It is clear that the steps taken to operationalize the provisions of Article 243 ZD of the Constitution of India, by the States, have been unsatisfactory. Despite its shortcomings, DPC should become a fulcrum of planning effort in a district and should be enabled to develop the capacity to undertake expected tasks.

==An analysis of DPCS==

An analysis of the functioning of DPCs and the formulation and implementation of ‘district plans’ in 14 states reveals the following:-

- In most states DPCs are yet to function as envisaged in the Constitution. They neither consolidate nor prepare draft district developmental plans.
- Very few states are preparing district plans even though some of them allocate funds to the district sector
- In several states, where there is no separation of the budget into district and state sectors, allocation of funds to Panchayats does not match the legislative devolution of functions to them.
- Funds given to Panchayats are tied down to schemes, thus limiting the scope for determining and addressing local priorities through a planning exercise. In this regard, CSSs pertaining to functions devolved to Panchayats now constitute the largest element of such tied funds.
- Actual provision in state budgets also differs from the gross outlays communicated. Some states do not provide matching funds to centrally sponsored schemes, reducing the actual flow of funds for such schemes to local governments.
- Planning is of poor quality and is generally a mere collection of schemes and works, many of the works suggested by elected panchayat members themselves is an ad-hoc manner. Integration of Gram and Taluk Panchayat plans into the district plan, even when done, also tends to be mere summation and not a synergistic integration. This is further distorted by placing funds with MPs and MLAs, whose utilization falls outside the pale of any planning.
- Since the so-called planning exercise follows certain chain of events at the state level as regards finalization of budgets and plans, its quality suffers seriously for lack of sufficient time. Thus detailed guidelines regarding consultation, consideration and decision making at different levels remain largely on paper and the planning process does not stir meaningful debate in Panchayats.
- In the absence of a well functioning district planning machinery, taking decisions on the priorities of a district is often left to officials, guided by district development committees, which consist largely of elected representatives of legislatures and members of Parliament and some nominated members, sometimes including elected representatives of Panchayats.
- The above table stands corrected and the DPC in Arunachal Pradesh have been constituted with the Zila Parishad chairperson as its head.

★ ★ ★ ★ ★ ★ ★

§ **INSTRUCTIONS**:
A: In the district planning committee analysis, how many states were looked at?
B: Print the part of the district planning committee analysis starting with "- In most states" and going on through "functions to them.".
C: Using the district planning committee analysis, decide whether each statement agrees with it: (i) In most states, DPCs consolidate draft district development plans. (ii) Centrally sponsored schemes for functions devolved to Panchayats now make up the largest part of tied funds. (iii) Funds placed with MPs and MLAs are used as part of the planning process. Answer yes or no for each and quote the words that decide it.
The listing after this isn't needed for anything here.

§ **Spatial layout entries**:
★ ★ ★ ★ ★ ★ ★

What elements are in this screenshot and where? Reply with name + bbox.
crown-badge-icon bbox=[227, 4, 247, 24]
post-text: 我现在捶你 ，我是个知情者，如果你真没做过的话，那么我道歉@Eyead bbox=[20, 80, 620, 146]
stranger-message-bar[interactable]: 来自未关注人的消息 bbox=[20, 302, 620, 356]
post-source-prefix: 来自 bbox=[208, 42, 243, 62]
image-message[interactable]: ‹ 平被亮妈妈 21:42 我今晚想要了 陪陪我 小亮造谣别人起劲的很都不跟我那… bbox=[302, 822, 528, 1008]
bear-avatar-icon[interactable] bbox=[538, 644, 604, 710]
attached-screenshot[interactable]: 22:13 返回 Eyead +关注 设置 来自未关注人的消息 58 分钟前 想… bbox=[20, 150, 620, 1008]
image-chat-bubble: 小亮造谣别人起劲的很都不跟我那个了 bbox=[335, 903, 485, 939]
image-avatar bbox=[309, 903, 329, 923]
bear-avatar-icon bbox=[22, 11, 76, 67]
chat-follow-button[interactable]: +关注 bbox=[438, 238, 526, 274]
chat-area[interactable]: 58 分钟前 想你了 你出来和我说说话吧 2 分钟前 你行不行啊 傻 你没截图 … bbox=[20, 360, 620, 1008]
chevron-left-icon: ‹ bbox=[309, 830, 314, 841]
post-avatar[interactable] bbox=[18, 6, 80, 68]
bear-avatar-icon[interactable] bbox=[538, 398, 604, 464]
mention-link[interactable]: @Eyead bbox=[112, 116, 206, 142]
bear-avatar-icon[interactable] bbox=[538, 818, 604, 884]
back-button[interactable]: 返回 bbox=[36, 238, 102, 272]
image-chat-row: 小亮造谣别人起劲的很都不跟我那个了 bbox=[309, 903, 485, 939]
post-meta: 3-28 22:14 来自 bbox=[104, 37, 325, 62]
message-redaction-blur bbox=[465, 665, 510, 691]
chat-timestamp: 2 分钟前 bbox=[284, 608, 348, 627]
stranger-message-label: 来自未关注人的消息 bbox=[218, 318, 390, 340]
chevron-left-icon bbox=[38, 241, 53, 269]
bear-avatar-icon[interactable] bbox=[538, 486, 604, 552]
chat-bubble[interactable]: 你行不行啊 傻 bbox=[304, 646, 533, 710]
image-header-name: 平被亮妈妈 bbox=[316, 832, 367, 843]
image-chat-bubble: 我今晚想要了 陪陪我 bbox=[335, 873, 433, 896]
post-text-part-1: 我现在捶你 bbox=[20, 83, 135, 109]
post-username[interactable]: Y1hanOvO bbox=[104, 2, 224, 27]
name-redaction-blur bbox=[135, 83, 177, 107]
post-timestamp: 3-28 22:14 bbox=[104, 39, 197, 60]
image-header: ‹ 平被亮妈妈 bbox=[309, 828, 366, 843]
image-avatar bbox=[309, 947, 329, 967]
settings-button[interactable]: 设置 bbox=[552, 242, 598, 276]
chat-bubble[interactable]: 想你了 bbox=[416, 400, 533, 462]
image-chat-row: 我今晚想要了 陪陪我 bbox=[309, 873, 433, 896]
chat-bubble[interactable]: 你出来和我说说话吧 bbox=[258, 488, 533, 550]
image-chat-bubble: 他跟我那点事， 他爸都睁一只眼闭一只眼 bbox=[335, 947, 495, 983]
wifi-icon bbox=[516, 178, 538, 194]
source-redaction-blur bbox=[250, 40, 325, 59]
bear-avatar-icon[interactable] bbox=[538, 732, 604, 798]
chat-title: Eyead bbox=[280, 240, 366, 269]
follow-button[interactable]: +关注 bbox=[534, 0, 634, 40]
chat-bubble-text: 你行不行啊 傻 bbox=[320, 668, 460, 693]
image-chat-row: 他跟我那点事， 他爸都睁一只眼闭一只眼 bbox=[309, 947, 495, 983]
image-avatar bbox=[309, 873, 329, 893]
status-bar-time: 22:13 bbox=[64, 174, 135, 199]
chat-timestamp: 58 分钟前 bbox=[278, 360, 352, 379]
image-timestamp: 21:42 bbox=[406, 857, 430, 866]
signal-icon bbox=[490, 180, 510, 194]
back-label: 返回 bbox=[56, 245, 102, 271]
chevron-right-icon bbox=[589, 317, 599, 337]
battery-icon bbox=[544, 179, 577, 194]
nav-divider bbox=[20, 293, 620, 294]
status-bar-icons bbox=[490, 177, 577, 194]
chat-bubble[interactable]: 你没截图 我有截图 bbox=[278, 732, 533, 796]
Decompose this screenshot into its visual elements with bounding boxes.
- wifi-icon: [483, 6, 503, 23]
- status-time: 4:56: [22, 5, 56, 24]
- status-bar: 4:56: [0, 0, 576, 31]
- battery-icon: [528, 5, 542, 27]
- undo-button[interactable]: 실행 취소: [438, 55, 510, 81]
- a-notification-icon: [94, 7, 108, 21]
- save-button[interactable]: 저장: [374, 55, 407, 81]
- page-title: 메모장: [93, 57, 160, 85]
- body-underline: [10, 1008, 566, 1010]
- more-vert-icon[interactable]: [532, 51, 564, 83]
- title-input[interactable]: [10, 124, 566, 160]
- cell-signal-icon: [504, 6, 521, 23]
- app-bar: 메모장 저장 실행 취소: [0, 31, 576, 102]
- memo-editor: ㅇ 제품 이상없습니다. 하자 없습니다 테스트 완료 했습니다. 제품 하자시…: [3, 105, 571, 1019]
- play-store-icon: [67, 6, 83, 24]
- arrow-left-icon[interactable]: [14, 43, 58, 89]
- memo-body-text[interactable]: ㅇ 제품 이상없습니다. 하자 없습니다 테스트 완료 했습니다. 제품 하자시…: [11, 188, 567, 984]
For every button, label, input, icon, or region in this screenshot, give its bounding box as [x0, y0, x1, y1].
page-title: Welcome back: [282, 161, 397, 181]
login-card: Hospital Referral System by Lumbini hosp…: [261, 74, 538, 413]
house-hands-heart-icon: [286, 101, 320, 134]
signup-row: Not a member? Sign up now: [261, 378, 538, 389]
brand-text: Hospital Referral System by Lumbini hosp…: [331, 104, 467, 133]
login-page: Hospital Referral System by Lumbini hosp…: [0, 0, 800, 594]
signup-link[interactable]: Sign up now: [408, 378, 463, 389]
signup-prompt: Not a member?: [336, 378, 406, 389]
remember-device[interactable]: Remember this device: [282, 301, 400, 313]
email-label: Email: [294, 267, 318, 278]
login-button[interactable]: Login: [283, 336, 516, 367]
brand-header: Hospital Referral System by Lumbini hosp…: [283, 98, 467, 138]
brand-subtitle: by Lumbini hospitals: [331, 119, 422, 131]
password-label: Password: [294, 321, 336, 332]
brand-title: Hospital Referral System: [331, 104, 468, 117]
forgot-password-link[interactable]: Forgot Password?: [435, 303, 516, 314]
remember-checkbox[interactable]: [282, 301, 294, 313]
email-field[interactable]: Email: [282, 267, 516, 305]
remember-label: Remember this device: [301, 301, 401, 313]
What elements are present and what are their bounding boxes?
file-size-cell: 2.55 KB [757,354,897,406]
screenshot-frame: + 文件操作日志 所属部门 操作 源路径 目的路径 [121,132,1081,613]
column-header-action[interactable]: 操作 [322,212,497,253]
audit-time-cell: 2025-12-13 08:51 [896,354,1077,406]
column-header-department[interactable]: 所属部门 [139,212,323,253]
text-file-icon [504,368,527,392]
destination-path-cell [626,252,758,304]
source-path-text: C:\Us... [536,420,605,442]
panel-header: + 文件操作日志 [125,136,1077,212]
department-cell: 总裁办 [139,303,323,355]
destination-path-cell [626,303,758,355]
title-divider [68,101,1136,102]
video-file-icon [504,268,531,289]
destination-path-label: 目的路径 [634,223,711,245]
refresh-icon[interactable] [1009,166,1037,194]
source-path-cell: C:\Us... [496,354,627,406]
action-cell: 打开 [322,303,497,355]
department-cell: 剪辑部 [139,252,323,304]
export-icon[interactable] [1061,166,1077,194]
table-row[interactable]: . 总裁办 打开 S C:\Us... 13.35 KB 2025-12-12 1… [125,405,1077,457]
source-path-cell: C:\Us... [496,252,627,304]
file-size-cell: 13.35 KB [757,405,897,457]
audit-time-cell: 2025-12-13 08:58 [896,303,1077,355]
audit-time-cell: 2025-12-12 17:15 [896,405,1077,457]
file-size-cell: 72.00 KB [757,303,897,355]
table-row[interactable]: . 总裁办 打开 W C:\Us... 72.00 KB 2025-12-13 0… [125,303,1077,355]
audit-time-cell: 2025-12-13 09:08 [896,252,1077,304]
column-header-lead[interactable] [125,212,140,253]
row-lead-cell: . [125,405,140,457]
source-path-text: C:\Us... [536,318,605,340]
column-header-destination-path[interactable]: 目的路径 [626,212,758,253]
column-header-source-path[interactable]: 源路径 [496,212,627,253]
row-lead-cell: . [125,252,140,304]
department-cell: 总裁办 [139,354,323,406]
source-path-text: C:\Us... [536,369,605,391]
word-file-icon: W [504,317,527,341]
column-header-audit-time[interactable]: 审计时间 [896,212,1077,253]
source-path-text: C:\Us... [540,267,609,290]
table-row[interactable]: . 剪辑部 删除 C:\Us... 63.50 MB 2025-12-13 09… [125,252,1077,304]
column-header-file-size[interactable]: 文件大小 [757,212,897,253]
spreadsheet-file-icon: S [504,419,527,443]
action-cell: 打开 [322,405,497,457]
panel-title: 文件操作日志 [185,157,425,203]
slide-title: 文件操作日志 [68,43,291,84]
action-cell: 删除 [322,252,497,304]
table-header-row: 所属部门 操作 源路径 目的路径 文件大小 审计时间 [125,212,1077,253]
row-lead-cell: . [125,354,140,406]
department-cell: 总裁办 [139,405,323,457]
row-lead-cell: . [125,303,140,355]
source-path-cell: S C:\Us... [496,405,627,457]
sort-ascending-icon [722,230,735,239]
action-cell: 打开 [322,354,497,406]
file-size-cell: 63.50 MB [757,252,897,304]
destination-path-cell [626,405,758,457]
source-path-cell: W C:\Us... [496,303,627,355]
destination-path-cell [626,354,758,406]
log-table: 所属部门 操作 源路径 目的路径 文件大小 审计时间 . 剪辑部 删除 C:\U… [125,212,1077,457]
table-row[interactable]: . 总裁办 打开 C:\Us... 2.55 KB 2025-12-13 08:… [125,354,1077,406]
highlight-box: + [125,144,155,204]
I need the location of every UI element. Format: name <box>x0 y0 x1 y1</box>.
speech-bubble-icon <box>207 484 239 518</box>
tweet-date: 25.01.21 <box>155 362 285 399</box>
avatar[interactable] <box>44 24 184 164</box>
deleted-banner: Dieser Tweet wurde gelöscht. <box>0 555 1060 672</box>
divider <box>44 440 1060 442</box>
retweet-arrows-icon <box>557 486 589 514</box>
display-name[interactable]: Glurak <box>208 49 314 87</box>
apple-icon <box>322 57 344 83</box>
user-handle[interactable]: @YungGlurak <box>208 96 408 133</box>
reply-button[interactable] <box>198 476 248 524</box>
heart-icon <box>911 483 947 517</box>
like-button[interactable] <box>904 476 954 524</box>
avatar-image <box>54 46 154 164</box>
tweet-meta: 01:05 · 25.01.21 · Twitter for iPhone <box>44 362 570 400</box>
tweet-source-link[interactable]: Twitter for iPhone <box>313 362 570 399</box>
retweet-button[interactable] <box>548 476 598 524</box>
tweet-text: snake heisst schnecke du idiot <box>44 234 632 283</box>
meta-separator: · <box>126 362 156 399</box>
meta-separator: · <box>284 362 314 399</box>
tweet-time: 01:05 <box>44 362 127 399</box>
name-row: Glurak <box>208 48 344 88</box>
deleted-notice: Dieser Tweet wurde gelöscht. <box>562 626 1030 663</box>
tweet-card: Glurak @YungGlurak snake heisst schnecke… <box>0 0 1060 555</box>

★ ★ ★ ★ ★ ★ ★

§ **ANSWERS FOR THE TASKS**:
A: 14 states.

B:
- In most states DPCs are yet to function as envisaged in the Constitution. They neither consolidate nor prepare draft district developmental plans.
- Very few states are preparing district plans even though some of them allocate funds to the district sector
- In several states, where there is no separation of the budget into district and state sectors, allocation of funds to Panchayats does not match the legislative devolution of functions to them.

C:
(i) No: "They neither consolidate nor prepare draft district developmental plans."
(ii) Yes: "CSSs pertaining to functions devolved to Panchayats now constitute the largest element of such tied funds."
(iii) No: "whose utilization falls outside the pale of any planning."